**Tâche à réaliser:** Recopiez sans rien changer le passage ci-dessous sur les coups d'État en Afrique, du segment qui s'ouvre sur les mots « Depuis les indépendances, le » jusqu'à celui qui se clôt sur « justes et régulières. ».

**Passage source:**
+-------+

Depuis les indépendances, le continent africain a enregistré près d’une centaine de coups d’état, et insurrections populaires. La dernière en date, est celui qui est intervenu en Zimbabwe dans la nuit du 14 au 15 novembre 2017. Pour la Charte Africaine de la Démocratie, des Elections et de la Gouvernance, en son article 23, sont sources de rupture avec la vie constitutionnelle normale :
Tout putsch ou coup d’Etat contre un gouvernement démocratiquement élu ;
Toute intervention de mercenaires pour renverser un gouvernement démocratiquement élu ;
Toute intervention de groupes dissidents armés ou de mouvements rebelles pour renverser un gouvernement démocratiquement élu ;
Tout refus par un gouvernement en place de remettre le pouvoir au parti ou au candidat vainqueur à l’issue d’élections libres, justes et régulières.
Tout amendement ou toute révision des Constitutions ou des instruments juridiques qui porte atteinte aux principes de l’alternance démocratique. »

+-------+

**Entrées fournies:**
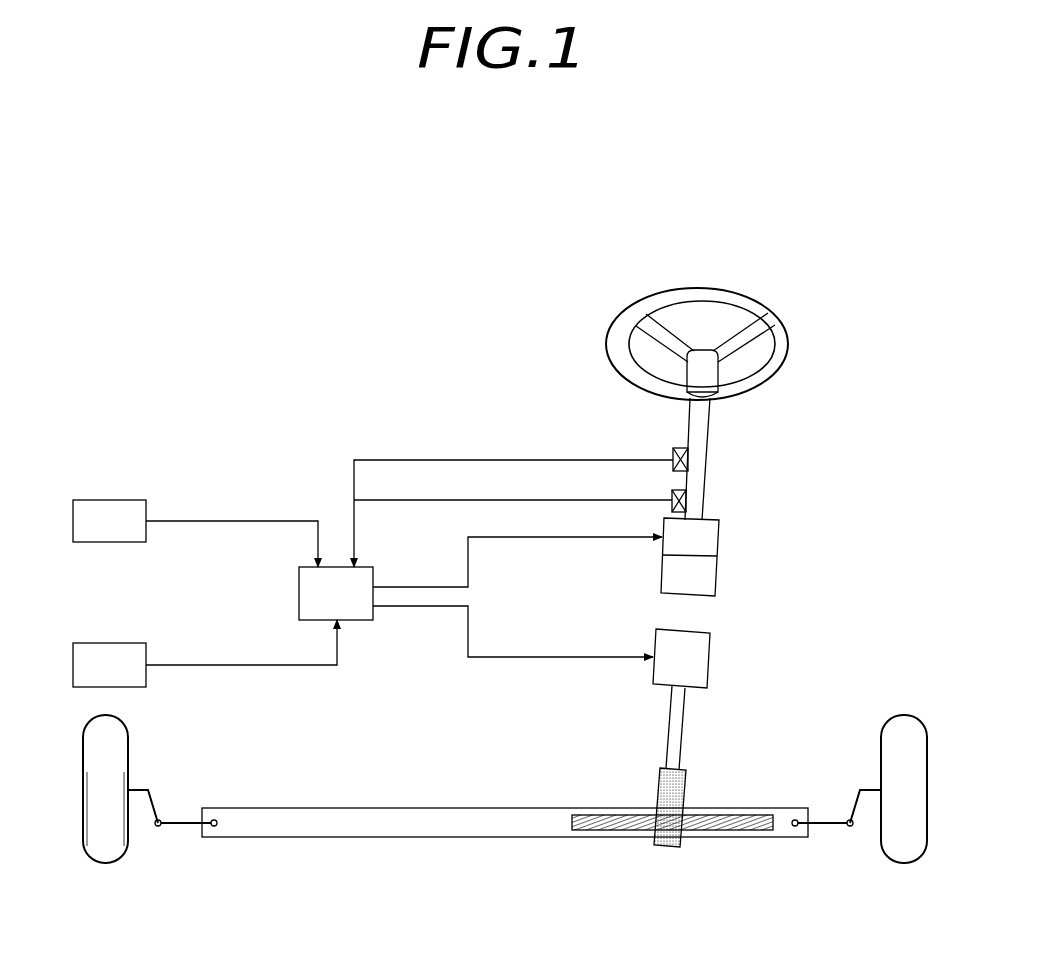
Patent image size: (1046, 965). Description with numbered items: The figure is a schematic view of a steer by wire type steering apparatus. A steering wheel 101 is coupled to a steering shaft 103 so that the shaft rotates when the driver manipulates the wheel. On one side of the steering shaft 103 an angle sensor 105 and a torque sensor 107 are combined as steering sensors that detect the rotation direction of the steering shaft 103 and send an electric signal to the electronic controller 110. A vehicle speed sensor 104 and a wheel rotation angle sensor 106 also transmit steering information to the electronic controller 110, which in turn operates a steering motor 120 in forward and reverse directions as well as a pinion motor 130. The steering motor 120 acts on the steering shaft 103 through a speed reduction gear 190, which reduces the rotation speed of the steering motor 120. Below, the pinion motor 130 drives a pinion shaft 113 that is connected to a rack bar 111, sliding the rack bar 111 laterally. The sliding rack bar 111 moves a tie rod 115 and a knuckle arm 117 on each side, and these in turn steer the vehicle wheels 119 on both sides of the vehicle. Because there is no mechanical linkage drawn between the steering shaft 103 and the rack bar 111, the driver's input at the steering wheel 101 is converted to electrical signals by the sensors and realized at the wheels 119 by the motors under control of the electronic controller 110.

The steering wheel 101 is at (790, 345).
The steering shaft 103 is at (701, 475).
The vehicle speed sensor 104 is at (106, 498).
The angle sensor 105 is at (673, 451).
The wheel rotation angle sensor 106 is at (108, 641).
The torque sensor 107 is at (672, 493).
The electronic controller 110 is at (299, 592).
The rack bar 111 is at (417, 830).
The pinion shaft 113 is at (681, 784).
The tie rod 115 is at (170, 826).
The knuckle arm 117 is at (153, 806).
The vehicle wheel 119 is at (128, 744).
The steering motor 120 is at (717, 543).
The pinion motor 130 is at (710, 645).
The speed reduction gear 190 is at (715, 583).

+-------+

**Réponse au problème:**
Depuis les indépendances, le continent africain a enregistré près d’une centaine de coups d’état, et insurrections populaires. La dernière en date, est celui qui est intervenu en Zimbabwe dans la nuit du 14 au 15 novembre 2017. Pour la Charte Africaine de la Démocratie, des Elections et de la Gouvernance, en son article 23, sont sources de rupture avec la vie constitutionnelle normale :
Tout putsch ou coup d’Etat contre un gouvernement démocratiquement élu ;
Toute intervention de mercenaires pour renverser un gouvernement démocratiquement élu ;
Toute intervention de groupes dissidents armés ou de mouvements rebelles pour renverser un gouvernement démocratiquement élu ;
Tout refus par un gouvernement en place de remettre le pouvoir au parti ou au candidat vainqueur à l’issue d’élections libres, justes et régulières.